%%
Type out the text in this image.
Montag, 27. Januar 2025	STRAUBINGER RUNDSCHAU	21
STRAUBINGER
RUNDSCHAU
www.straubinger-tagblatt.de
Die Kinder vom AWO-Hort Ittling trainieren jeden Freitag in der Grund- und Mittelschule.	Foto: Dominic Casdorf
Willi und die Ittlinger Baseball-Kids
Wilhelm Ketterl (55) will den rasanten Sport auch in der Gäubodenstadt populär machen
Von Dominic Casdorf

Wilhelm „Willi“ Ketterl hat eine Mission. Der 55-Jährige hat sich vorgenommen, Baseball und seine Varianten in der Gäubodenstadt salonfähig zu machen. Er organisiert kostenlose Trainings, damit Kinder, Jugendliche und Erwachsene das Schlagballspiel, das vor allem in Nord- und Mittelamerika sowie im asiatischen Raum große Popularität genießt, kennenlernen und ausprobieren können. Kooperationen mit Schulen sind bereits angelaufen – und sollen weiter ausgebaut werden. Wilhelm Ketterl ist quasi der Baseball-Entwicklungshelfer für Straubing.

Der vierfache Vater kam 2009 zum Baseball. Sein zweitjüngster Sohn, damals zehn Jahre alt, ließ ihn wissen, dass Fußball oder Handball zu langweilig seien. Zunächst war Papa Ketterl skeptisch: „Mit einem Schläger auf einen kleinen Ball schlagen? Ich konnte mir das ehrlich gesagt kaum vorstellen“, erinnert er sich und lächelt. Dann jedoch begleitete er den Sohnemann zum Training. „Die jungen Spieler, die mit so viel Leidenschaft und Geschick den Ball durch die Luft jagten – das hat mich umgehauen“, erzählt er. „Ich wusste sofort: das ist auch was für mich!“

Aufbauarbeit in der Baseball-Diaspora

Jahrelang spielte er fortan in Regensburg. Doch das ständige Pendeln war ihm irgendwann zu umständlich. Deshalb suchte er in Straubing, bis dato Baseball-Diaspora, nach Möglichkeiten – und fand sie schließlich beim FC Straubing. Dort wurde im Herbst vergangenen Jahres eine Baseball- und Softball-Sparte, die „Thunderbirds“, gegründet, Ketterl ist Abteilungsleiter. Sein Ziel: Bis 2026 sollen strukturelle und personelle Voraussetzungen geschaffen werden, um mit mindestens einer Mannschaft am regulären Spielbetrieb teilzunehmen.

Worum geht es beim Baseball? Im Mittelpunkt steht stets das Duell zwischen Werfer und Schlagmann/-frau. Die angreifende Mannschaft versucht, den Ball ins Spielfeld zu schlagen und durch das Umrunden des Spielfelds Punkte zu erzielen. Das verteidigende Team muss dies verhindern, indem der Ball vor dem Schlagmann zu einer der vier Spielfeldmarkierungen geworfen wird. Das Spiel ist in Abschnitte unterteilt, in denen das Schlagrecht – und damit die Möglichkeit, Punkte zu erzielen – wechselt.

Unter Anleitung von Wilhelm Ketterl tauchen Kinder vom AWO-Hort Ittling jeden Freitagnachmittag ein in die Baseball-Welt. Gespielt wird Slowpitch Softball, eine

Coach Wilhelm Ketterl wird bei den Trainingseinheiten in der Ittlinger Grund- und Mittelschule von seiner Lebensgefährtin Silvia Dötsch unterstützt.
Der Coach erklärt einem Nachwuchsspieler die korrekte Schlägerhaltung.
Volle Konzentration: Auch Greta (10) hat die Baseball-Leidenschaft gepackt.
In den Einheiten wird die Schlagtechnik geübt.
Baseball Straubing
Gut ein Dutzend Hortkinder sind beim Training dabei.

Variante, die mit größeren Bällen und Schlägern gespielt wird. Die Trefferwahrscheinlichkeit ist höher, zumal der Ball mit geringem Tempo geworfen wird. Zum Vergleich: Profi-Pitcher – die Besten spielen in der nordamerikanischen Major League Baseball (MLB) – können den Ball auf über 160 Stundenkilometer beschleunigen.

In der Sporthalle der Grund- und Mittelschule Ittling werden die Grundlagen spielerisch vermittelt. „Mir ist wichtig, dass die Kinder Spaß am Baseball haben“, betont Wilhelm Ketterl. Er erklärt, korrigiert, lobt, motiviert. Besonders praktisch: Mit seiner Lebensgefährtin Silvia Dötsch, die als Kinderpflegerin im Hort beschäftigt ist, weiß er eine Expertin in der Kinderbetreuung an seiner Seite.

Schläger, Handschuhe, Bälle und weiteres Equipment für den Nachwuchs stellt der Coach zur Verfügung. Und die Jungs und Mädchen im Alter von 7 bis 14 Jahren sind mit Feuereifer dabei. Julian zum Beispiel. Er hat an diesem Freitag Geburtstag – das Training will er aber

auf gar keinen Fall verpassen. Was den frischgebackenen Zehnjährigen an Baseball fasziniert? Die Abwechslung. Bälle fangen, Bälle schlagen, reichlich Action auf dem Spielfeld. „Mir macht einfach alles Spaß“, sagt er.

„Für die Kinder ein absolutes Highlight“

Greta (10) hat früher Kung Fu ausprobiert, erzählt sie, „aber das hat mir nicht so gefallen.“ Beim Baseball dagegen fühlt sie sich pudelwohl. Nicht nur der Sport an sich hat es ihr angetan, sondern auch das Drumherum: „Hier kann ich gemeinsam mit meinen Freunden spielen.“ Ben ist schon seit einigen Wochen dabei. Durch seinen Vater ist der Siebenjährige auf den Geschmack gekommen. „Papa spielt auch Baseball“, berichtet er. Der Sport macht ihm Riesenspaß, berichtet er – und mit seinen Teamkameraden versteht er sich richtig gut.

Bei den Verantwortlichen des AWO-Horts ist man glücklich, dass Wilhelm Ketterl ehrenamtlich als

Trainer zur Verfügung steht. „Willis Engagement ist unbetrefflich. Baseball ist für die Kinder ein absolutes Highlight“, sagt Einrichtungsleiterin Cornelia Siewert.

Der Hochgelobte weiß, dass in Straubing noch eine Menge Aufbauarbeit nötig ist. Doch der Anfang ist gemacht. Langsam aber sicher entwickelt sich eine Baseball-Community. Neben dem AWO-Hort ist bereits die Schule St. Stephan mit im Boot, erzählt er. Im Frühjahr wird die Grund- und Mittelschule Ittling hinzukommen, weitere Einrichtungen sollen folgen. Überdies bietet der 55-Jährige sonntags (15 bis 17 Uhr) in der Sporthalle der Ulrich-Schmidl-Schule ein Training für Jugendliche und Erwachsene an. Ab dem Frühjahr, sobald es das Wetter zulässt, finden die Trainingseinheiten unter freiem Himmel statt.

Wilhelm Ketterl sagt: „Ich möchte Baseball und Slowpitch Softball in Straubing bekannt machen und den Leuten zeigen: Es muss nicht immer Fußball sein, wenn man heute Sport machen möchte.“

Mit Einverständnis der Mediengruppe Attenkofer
%%
*WHAT TO PRODUCE*
Which of the lines in the listing above include "Slowpitch"? Report each of them.

*YOUR SOLUTION*
Unter Anleitung von Wilhelm Ketterl tauchen Kinder vom AWO-Hort Ittling jeden Freitagnachmittag ein in die Baseball-Welt. Gespielt wird Slowpitch Softball, eine
Wilhelm Ketterl sagt: „Ich möchte Baseball und Slowpitch Softball in Straubing bekannt machen und den Leuten zeigen: Es muss nicht immer Fußball sein, wenn man heute Sport machen möchte.“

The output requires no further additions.